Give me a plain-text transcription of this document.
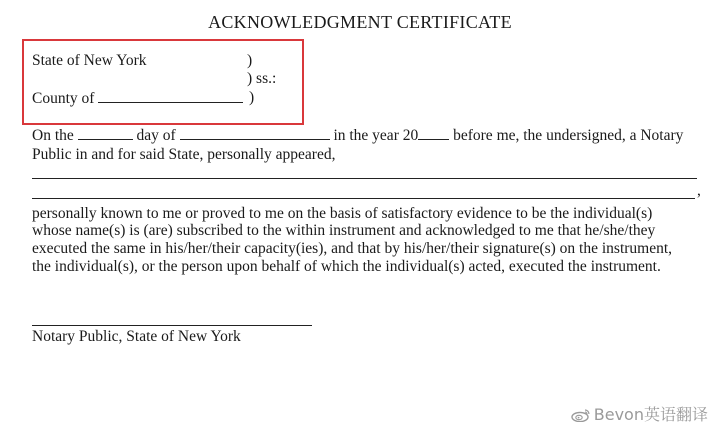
ACKNOWLEDGMENT CERTIFICATE
State of New York	)
) ss.:
County of	)
On the	day of	in the year 20 before me, the undersigned, a Notary
Public in and for said State, personally appeared,
,
personally known to me or proved to me on the basis of satisfactory evidence to be the individual(s)
whose name(s) is (are) subscribed to the within instrument and acknowledged to me that he/she/they
executed the same in his/her/their capacity(ies), and that by his/her/their signature(s) on the instrument,
the individual(s), or the person upon behalf of which the individual(s) acted, executed the instrument.
Notary Public, State of New York
Bevon英语翻译
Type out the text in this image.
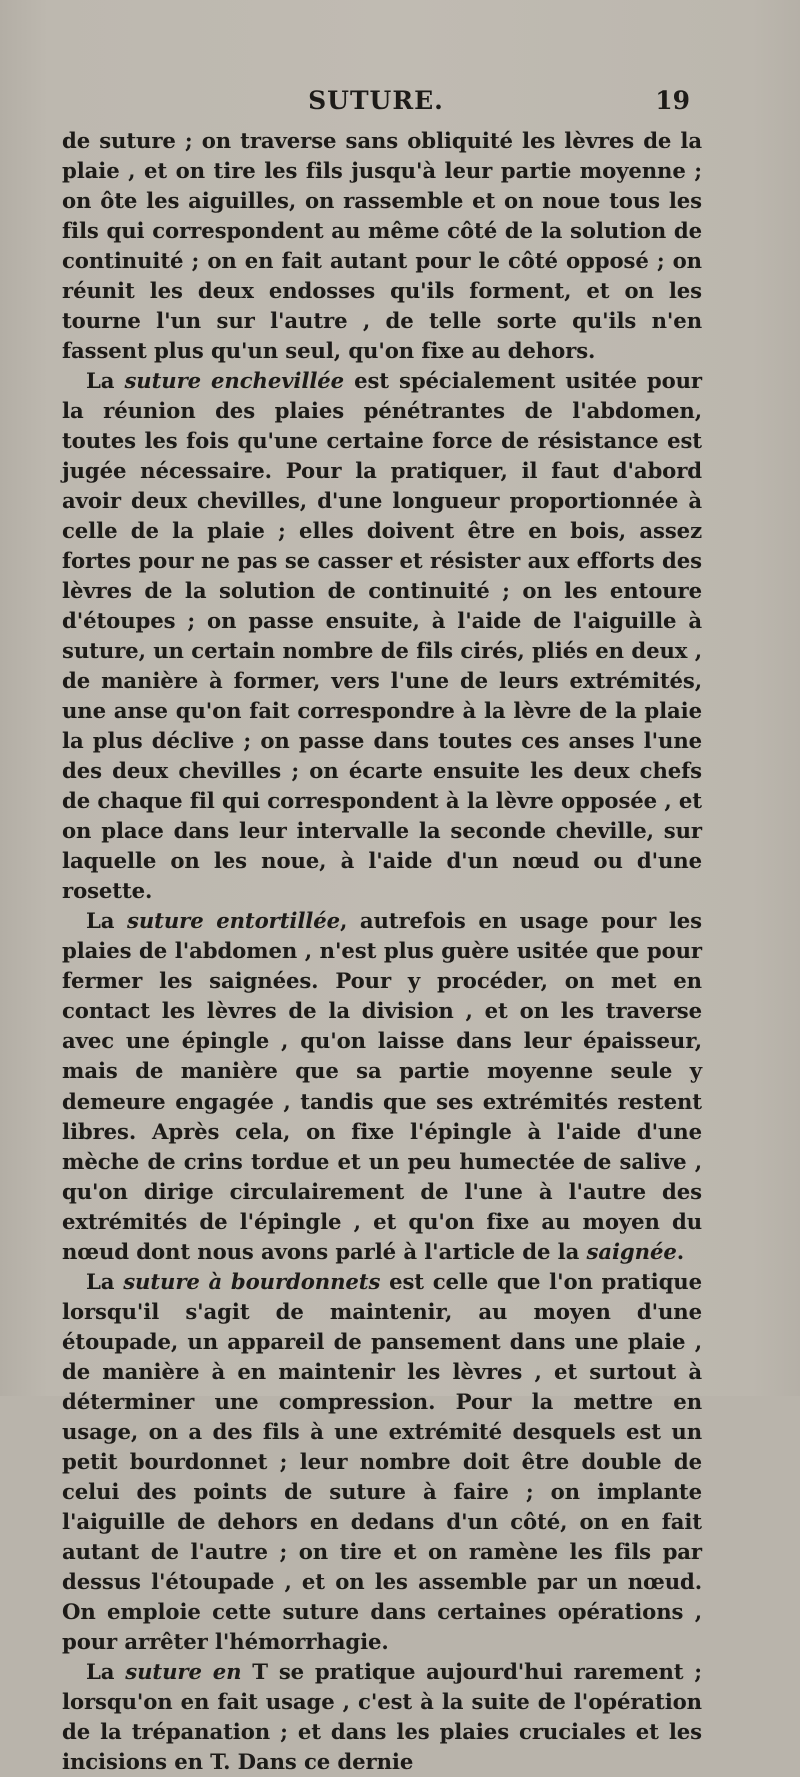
SUTURE.	19

de suture ; on traverse sans obliquité les lèvres de la plaie , et on tire les fils jusqu'à leur partie moyenne ; on ôte les aiguilles, on rassemble et on noue tous les fils qui correspondent au même côté de la solution de continuité ; on en fait autant pour le côté opposé ; on réunit les deux endosses qu'ils forment, et on les tourne l'un sur l'autre , de telle sorte qu'ils n'en fassent plus qu'un seul, qu'on fixe au dehors.

La suture enchevillée est spécialement usitée pour la réunion des plaies pénétrantes de l'abdomen, toutes les fois qu'une certaine force de résistance est jugée nécessaire. Pour la pratiquer, il faut d'abord avoir deux chevilles, d'une longueur proportionnée à celle de la plaie ; elles doivent être en bois, assez fortes pour ne pas se casser et résister aux efforts des lèvres de la solution de continuité ; on les entoure d'étoupes ; on passe ensuite, à l'aide de l'aiguille à suture, un certain nombre de fils cirés, pliés en deux , de manière à former, vers l'une de leurs extrémités, une anse qu'on fait correspondre à la lèvre de la plaie la plus déclive ; on passe dans toutes ces anses l'une des deux chevilles ; on écarte ensuite les deux chefs de chaque fil qui correspondent à la lèvre opposée , et on place dans leur intervalle la seconde cheville, sur laquelle on les noue, à l'aide d'un nœud ou d'une rosette.

La suture entortillée, autrefois en usage pour les plaies de l'abdomen , n'est plus guère usitée que pour fermer les saignées. Pour y procéder, on met en contact les lèvres de la division , et on les traverse avec une épingle , qu'on laisse dans leur épaisseur, mais de manière que sa partie moyenne seule y demeure engagée , tandis que ses extrémités restent libres. Après cela, on fixe l'épingle à l'aide d'une mèche de crins tordue et un peu humectée de salive , qu'on dirige circulairement de l'une à l'autre des extrémités de l'épingle , et qu'on fixe au moyen du nœud dont nous avons parlé à l'article de la saignée.

La suture à bourdonnets est celle que l'on pratique lorsqu'il s'agit de maintenir, au moyen d'une étoupade, un appareil de pansement dans une plaie , de manière à en maintenir les lèvres , et surtout à déterminer une compression. Pour la mettre en usage, on a des fils à une extrémité desquels est un petit bourdonnet ; leur nombre doit être double de celui des points de suture à faire ; on implante l'aiguille de dehors en dedans d'un côté, on en fait autant de l'autre ; on tire et on ramène les fils par dessus l'étoupade , et on les assemble par un nœud. On emploie cette suture dans certaines opérations , pour arrêter l'hémorrhagie.

La suture en T se pratique aujourd'hui rarement ; lorsqu'on en fait usage , c'est à la suite de l'opération de la trépanation ; et dans les plaies cruciales et les incisions en T. Dans ce dernie
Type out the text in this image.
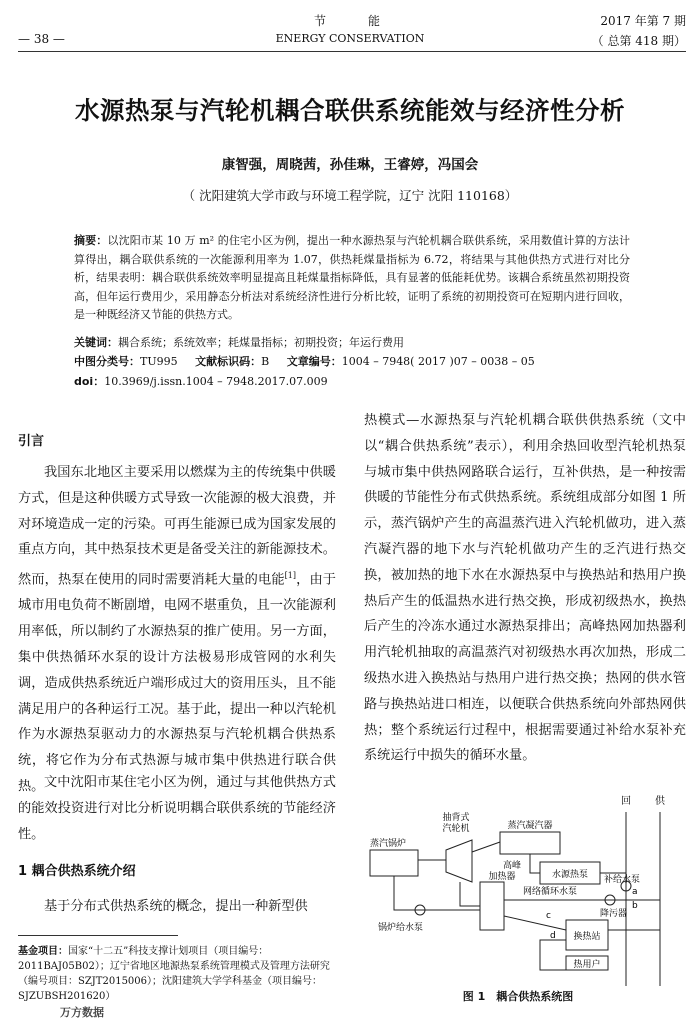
节　　能
ENERGY CONSERVATION
— 38 —
2017 年第 7 期
（ 总第 418 期）
水源热泵与汽轮机耦合联供系统能效与经济性分析
康智强，周晓茜，孙佳琳，王睿婷，冯国会
（ 沈阳建筑大学市政与环境工程学院，辽宁 沈阳 110168）
摘要：以沈阳市某 10 万 m² 的住宅小区为例，提出一种水源热泵与汽轮机耦合联供系统，采用数值计算的方法计算得出，耦合联供系统的一次能源利用率为 1.07，供热耗煤量指标为 6.72，将结果与其他供热方式进行对比分析，结果表明：耦合联供系统效率明显提高且耗煤量指标降低，具有显著的低能耗优势。该耦合系统虽然初期投资高，但年运行费用少，采用静态分析法对系统经济性进行分析比较，证明了系统的初期投资可在短期内进行回收，是一种既经济又节能的供热方式。
关键词：耦合系统；系统效率；耗煤量指标；初期投资；年运行费用
中图分类号：TU995 文献标识码：B 文章编号：1004 – 7948( 2017 )07 – 0038 – 05
doi：10.3969/j.issn.1004 – 7948.2017.07.009
引言
我国东北地区主要采用以燃煤为主的传统集中供暖方式，但是这种供暖方式导致一次能源的极大浪费，并对环境造成一定的污染。可再生能源已成为国家发展的重点方向，其中热泵技术更是备受关注的新能源技术。然而，热泵在使用的同时需要消耗大量的电能[1]，由于城市用电负荷不断剧增，电网不堪重负，且一次能源利用率低，所以制约了水源热泵的推广使用。另一方面，集中供热循环水泵的设计方法极易形成管网的水利失调，造成供热系统近户端形成过大的资用压头，且不能满足用户的各种运行工况。基于此，提出一种以汽轮机作为水源热泵驱动力的水源热泵与汽轮机耦合供热系统，将它作为分布式热源与城市集中供热进行联合供热。 文中沈阳市某住宅小区为例，通过与其他供热方式的能效投资进行对比分析说明耦合联供系统的节能经济性。
1 耦合供热系统介绍
基于分布式供热系统的概念，提出一种新型供
基金项目：国家“十二五”科技支撑计划项目（项目编号：2011BAJ05B02）；辽宁省地区地源热泵系统管理模式及管理方法研究（编号项目：SZJT2015006）；沈阳建筑大学学科基金（项目编号：SJZUBSH201620）
万方数据
热模式—水源热泵与汽轮机耦合联供供热系统（文中以“耦合供热系统”表示），利用余热回收型汽轮机热泵与城市集中供热网路联合运行，互补供热，是一种按需供暖的节能性分布式供热系统。系统组成部分如图 1 所示，蒸汽锅炉产生的高温蒸汽进入汽轮机做功，进入蒸汽凝汽器的地下水与汽轮机做功产生的乏汽进行热交换，被加热的地下水在水源热泵中与换热站和热用户换热后产生的低温热水进行热交换，形成初级热水，换热后产生的冷冻水通过水源热泵排出；高峰热网加热器利用汽轮机抽取的高温蒸汽对初级热水再次加热，形成二级热水进入换热站与热用户进行热交换；热网的供水管路与换热站进口相连，以便联合供热系统向外部热网供热；整个系统运行过程中，根据需要通过补给水泵补充系统运行中损失的循环水量。
回 供
抽背式
汽轮机	蒸汽凝汽器
蒸汽锅炉
高峰
加热器	水源热泵 补给水泵
网络循环水泵
降污器
换热站
热用户
锅炉给水泵
a
b
c
d
图 1　耦合供热系统图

*Exercise*
Retype the entries word for word. Omit any images.

*Finished exercise*
Give me a plain-text transcription of this document.
ACKNOWLEDGMENT CERTIFICATE
State of New York	)
) ss.:
County of	)
On the	day of	in the year 20 before me, the undersigned, a Notary
Public in and for said State, personally appeared,
,
personally known to me or proved to me on the basis of satisfactory evidence to be the individual(s)
whose name(s) is (are) subscribed to the within instrument and acknowledged to me that he/she/they
executed the same in his/her/their capacity(ies), and that by his/her/their signature(s) on the instrument,
the individual(s), or the person upon behalf of which the individual(s) acted, executed the instrument.
Notary Public, State of New York
Bevon英语翻译
Type out the text in this image.
SUTURE.	19

de suture ; on traverse sans obliquité les lèvres de la plaie , et on tire les fils jusqu'à leur partie moyenne ; on ôte les aiguilles, on rassemble et on noue tous les fils qui correspondent au même côté de la solution de continuité ; on en fait autant pour le côté opposé ; on réunit les deux endosses qu'ils forment, et on les tourne l'un sur l'autre , de telle sorte qu'ils n'en fassent plus qu'un seul, qu'on fixe au dehors.

La suture enchevillée est spécialement usitée pour la réunion des plaies pénétrantes de l'abdomen, toutes les fois qu'une certaine force de résistance est jugée nécessaire. Pour la pratiquer, il faut d'abord avoir deux chevilles, d'une longueur proportionnée à celle de la plaie ; elles doivent être en bois, assez fortes pour ne pas se casser et résister aux efforts des lèvres de la solution de continuité ; on les entoure d'étoupes ; on passe ensuite, à l'aide de l'aiguille à suture, un certain nombre de fils cirés, pliés en deux , de manière à former, vers l'une de leurs extrémités, une anse qu'on fait correspondre à la lèvre de la plaie la plus déclive ; on passe dans toutes ces anses l'une des deux chevilles ; on écarte ensuite les deux chefs de chaque fil qui correspondent à la lèvre opposée , et on place dans leur intervalle la seconde cheville, sur laquelle on les noue, à l'aide d'un nœud ou d'une rosette.

La suture entortillée, autrefois en usage pour les plaies de l'abdomen , n'est plus guère usitée que pour fermer les saignées. Pour y procéder, on met en contact les lèvres de la division , et on les traverse avec une épingle , qu'on laisse dans leur épaisseur, mais de manière que sa partie moyenne seule y demeure engagée , tandis que ses extrémités restent libres. Après cela, on fixe l'épingle à l'aide d'une mèche de crins tordue et un peu humectée de salive , qu'on dirige circulairement de l'une à l'autre des extrémités de l'épingle , et qu'on fixe au moyen du nœud dont nous avons parlé à l'article de la saignée.

La suture à bourdonnets est celle que l'on pratique lorsqu'il s'agit de maintenir, au moyen d'une étoupade, un appareil de pansement dans une plaie , de manière à en maintenir les lèvres , et surtout à déterminer une compression. Pour la mettre en usage, on a des fils à une extrémité desquels est un petit bourdonnet ; leur nombre doit être double de celui des points de suture à faire ; on implante l'aiguille de dehors en dedans d'un côté, on en fait autant de l'autre ; on tire et on ramène les fils par dessus l'étoupade , et on les assemble par un nœud. On emploie cette suture dans certaines opérations , pour arrêter l'hémorrhagie.

La suture en T se pratique aujourd'hui rarement ; lorsqu'on en fait usage , c'est à la suite de l'opération de la trépanation ; et dans les plaies cruciales et les incisions en T. Dans ce dernie
Type out the text in this image.
节　　能
ENERGY CONSERVATION
— 38 —
2017 年第 7 期
（ 总第 418 期）
水源热泵与汽轮机耦合联供系统能效与经济性分析
康智强，周晓茜，孙佳琳，王睿婷，冯国会
（ 沈阳建筑大学市政与环境工程学院，辽宁 沈阳 110168）
摘要：以沈阳市某 10 万 m² 的住宅小区为例，提出一种水源热泵与汽轮机耦合联供系统，采用数值计算的方法计算得出，耦合联供系统的一次能源利用率为 1.07，供热耗煤量指标为 6.72，将结果与其他供热方式进行对比分析，结果表明：耦合联供系统效率明显提高且耗煤量指标降低，具有显著的低能耗优势。该耦合系统虽然初期投资高，但年运行费用少，采用静态分析法对系统经济性进行分析比较，证明了系统的初期投资可在短期内进行回收，是一种既经济又节能的供热方式。
关键词：耦合系统；系统效率；耗煤量指标；初期投资；年运行费用
中图分类号：TU995 文献标识码：B 文章编号：1004 – 7948( 2017 )07 – 0038 – 05
doi：10.3969/j.issn.1004 – 7948.2017.07.009
引言
我国东北地区主要采用以燃煤为主的传统集中供暖方式，但是这种供暖方式导致一次能源的极大浪费，并对环境造成一定的污染。可再生能源已成为国家发展的重点方向，其中热泵技术更是备受关注的新能源技术。然而，热泵在使用的同时需要消耗大量的电能[1]，由于城市用电负荷不断剧增，电网不堪重负，且一次能源利用率低，所以制约了水源热泵的推广使用。另一方面，集中供热循环水泵的设计方法极易形成管网的水利失调，造成供热系统近户端形成过大的资用压头，且不能满足用户的各种运行工况。基于此，提出一种以汽轮机作为水源热泵驱动力的水源热泵与汽轮机耦合供热系统，将它作为分布式热源与城市集中供热进行联合供热。 文中沈阳市某住宅小区为例，通过与其他供热方式的能效投资进行对比分析说明耦合联供系统的节能经济性。
1 耦合供热系统介绍
基于分布式供热系统的概念，提出一种新型供
基金项目：国家“十二五”科技支撑计划项目（项目编号：2011BAJ05B02）；辽宁省地区地源热泵系统管理模式及管理方法研究（编号项目：SZJT2015006）；沈阳建筑大学学科基金（项目编号：SJZUBSH201620）
万方数据
热模式—水源热泵与汽轮机耦合联供供热系统（文中以“耦合供热系统”表示），利用余热回收型汽轮机热泵与城市集中供热网路联合运行，互补供热，是一种按需供暖的节能性分布式供热系统。系统组成部分如图 1 所示，蒸汽锅炉产生的高温蒸汽进入汽轮机做功，进入蒸汽凝汽器的地下水与汽轮机做功产生的乏汽进行热交换，被加热的地下水在水源热泵中与换热站和热用户换热后产生的低温热水进行热交换，形成初级热水，换热后产生的冷冻水通过水源热泵排出；高峰热网加热器利用汽轮机抽取的高温蒸汽对初级热水再次加热，形成二级热水进入换热站与热用户进行热交换；热网的供水管路与换热站进口相连，以便联合供热系统向外部热网供热；整个系统运行过程中，根据需要通过补给水泵补充系统运行中损失的循环水量。
回 供
抽背式
汽轮机	蒸汽凝汽器
蒸汽锅炉
高峰
加热器	水源热泵 补给水泵
网络循环水泵
降污器
换热站
热用户
锅炉给水泵
a
b
c
d
图 1　耦合供热系统图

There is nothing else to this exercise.